**Task details:**
Below are some records. Copy every line in them that holds "this".

**Information given:**
--------------------

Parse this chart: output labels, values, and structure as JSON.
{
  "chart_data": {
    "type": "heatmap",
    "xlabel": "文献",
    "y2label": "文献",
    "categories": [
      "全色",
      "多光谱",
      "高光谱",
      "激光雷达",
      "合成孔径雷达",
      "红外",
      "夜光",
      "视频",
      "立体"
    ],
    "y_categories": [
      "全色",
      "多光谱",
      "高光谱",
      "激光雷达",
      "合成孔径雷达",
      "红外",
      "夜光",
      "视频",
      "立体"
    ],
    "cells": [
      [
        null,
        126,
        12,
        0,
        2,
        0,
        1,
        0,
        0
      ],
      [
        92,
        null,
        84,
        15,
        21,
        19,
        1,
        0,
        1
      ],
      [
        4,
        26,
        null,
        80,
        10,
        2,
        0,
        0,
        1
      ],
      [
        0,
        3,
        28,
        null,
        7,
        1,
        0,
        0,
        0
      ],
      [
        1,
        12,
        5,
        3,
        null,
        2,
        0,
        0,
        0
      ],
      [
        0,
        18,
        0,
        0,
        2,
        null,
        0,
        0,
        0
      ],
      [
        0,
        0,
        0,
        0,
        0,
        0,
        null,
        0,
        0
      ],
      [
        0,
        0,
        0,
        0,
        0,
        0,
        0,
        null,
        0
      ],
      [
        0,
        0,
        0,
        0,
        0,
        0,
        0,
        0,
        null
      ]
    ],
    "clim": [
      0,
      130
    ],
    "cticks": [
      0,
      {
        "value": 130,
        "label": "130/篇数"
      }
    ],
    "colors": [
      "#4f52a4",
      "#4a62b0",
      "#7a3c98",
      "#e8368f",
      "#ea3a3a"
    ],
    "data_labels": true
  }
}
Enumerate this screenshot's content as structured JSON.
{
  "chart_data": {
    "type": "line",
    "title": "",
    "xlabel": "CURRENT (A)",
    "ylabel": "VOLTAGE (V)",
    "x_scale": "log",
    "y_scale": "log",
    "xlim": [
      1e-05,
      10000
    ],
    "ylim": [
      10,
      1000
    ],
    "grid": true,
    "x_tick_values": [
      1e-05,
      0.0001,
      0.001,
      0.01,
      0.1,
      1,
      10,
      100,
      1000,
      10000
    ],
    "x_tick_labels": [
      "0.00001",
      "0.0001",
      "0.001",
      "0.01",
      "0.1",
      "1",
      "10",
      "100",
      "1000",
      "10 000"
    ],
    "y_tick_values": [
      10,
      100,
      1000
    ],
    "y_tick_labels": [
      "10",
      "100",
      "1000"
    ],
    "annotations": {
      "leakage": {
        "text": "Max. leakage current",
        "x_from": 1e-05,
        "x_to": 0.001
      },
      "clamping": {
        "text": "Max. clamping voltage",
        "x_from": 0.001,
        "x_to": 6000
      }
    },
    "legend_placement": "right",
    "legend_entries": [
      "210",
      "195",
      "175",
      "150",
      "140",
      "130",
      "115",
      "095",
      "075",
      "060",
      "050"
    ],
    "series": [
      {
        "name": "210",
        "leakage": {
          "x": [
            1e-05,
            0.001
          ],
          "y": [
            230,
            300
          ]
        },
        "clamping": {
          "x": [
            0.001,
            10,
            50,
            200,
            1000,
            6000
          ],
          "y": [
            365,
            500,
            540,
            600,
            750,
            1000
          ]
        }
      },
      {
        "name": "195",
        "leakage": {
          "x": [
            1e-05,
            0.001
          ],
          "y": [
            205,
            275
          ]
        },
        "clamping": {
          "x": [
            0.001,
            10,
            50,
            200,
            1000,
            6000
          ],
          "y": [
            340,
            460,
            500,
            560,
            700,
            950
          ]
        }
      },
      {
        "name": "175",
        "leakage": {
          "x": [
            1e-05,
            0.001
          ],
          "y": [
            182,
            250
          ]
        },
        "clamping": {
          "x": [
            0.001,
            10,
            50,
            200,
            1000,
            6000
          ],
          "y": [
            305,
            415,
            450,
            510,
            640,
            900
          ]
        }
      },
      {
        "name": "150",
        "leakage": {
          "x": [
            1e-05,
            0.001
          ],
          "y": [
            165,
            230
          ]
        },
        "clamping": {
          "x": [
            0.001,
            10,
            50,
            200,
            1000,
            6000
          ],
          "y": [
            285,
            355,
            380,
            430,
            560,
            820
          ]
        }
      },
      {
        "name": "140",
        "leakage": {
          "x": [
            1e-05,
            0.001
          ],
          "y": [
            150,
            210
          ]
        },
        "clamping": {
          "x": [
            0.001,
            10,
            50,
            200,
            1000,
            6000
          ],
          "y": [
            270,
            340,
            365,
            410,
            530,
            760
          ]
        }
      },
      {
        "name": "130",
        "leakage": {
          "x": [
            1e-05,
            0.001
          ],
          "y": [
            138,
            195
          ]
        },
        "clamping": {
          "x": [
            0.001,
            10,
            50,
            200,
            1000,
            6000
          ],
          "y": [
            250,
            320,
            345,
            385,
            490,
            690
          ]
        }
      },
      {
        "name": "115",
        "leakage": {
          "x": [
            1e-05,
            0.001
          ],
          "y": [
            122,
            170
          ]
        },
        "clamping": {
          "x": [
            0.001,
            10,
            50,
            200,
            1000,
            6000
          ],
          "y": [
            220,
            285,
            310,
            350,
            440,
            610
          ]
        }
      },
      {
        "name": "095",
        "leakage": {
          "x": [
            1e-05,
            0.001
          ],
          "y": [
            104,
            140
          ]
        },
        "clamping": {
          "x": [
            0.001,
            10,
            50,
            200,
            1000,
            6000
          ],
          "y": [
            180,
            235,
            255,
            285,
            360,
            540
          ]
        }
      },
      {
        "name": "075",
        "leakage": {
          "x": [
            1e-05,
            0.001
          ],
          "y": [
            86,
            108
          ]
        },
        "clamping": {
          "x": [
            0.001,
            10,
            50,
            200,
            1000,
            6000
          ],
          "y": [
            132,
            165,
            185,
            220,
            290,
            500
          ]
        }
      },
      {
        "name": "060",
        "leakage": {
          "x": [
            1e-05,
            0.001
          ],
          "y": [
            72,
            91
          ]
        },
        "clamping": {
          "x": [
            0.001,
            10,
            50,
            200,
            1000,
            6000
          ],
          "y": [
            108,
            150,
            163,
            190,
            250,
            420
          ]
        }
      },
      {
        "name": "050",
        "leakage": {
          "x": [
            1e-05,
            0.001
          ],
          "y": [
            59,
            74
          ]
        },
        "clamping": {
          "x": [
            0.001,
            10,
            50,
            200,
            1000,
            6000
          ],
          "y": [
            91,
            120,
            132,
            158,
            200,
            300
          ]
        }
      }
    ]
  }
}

--------------------

**Complete answer:**
Parse this chart: output labels, values, and structure as JSON.
Enumerate this screenshot's content as structured JSON.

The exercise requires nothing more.